== INPUT FOR THIS TASK ==

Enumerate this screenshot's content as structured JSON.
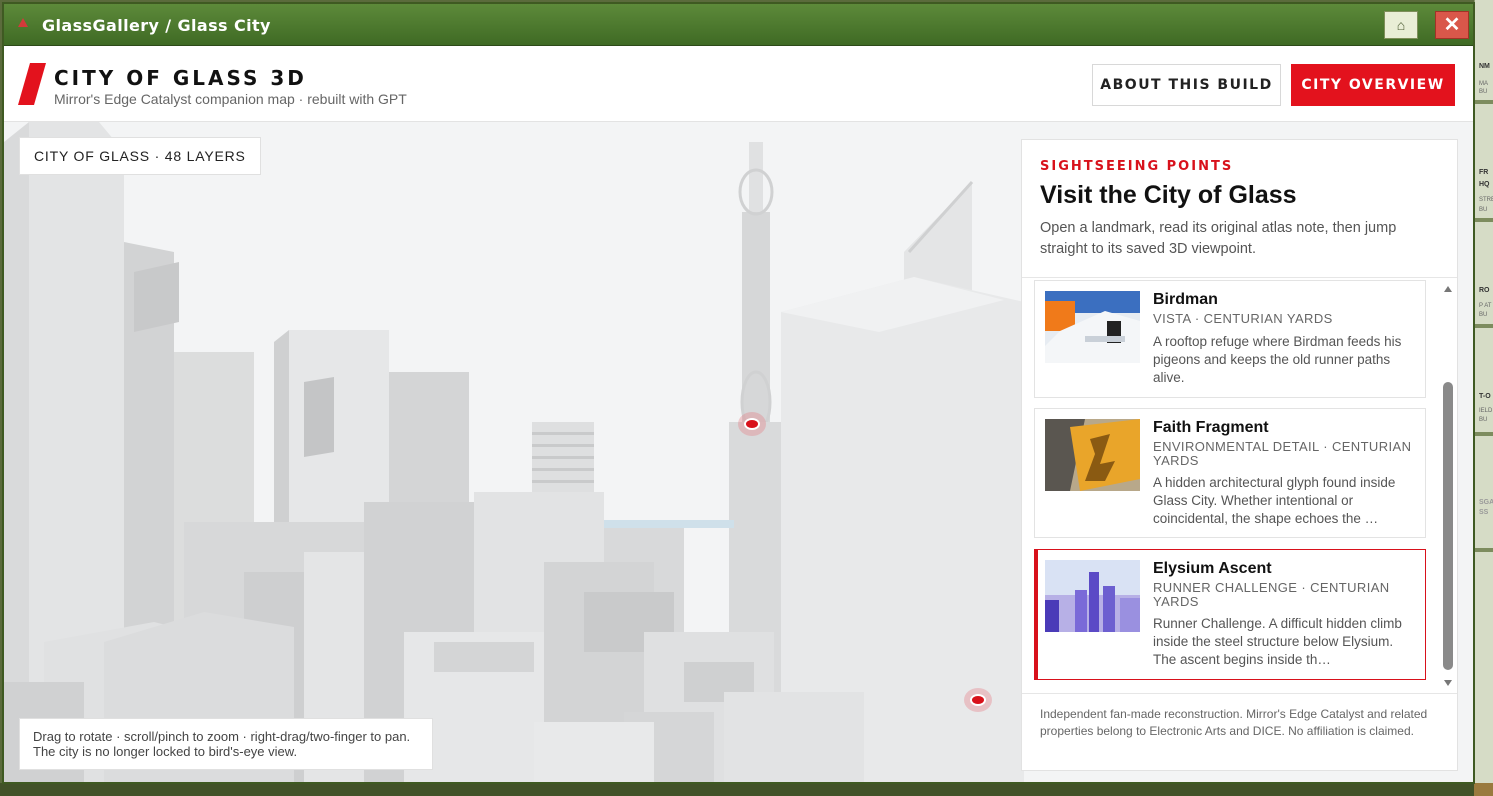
{
  "window": {
    "title": "GlassGallery / Glass City",
    "home_glyph": "⌂",
    "close_glyph": "✕"
  },
  "header": {
    "title": "CITY OF GLASS 3D",
    "subtitle": "Mirror's Edge Catalyst companion map · rebuilt with GPT",
    "about_label": "ABOUT THIS BUILD",
    "overview_label": "CITY OVERVIEW"
  },
  "viewport": {
    "layers_badge": "CITY OF GLASS · 48 LAYERS",
    "hint": "Drag to rotate · scroll/pinch to zoom · right-drag/two-finger to pan. The city is no longer locked to bird's-eye view."
  },
  "panel": {
    "kicker": "SIGHTSEEING POINTS",
    "title": "Visit the City of Glass",
    "description": "Open a landmark, read its original atlas note, then jump straight to its saved 3D viewpoint.",
    "items": [
      {
        "name": "Birdman",
        "meta": "VISTA · CENTURIAN YARDS",
        "text": "A rooftop refuge where Birdman feeds his pigeons and keeps the old runner paths alive."
      },
      {
        "name": "Faith Fragment",
        "meta": "ENVIRONMENTAL DETAIL · CENTURIAN YARDS",
        "text": "A hidden architectural glyph found inside Glass City. Whether intentional or coincidental, the shape echoes the …"
      },
      {
        "name": "Elysium Ascent",
        "meta": "RUNNER CHALLENGE · CENTURIAN YARDS",
        "text": "Runner Challenge. A difficult hidden climb inside the steel structure below Elysium. The ascent begins inside th…"
      }
    ],
    "footer": "Independent fan-made reconstruction. Mirror's Edge Catalyst and related properties belong to Electronic Arts and DICE. No affiliation is claimed."
  },
  "background": {
    "fragments": [
      "NM",
      "MA",
      "BU",
      "FR",
      "HQ",
      "STRE",
      "BU",
      "RO",
      "P AT",
      "BU",
      "T-O",
      "IELD",
      "BU",
      "SGA",
      "SS"
    ]
  },
  "colors": {
    "accent": "#e3121d",
    "titlebar": "#4f7a2f",
    "viewport_bg": "#f2f3f4"
  }
}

===

> [GIVEN EXERCISE]
Check each line above for the word "Mirror", and copy the lines where it appears.

> [EXERCISE SOLUTION]
    "subtitle": "Mirror's Edge Catalyst companion map · rebuilt with GPT",
    "footer": "Independent fan-made reconstruction. Mirror's Edge Catalyst and related properties belong to Electronic Arts and DICE. No affiliation is claimed."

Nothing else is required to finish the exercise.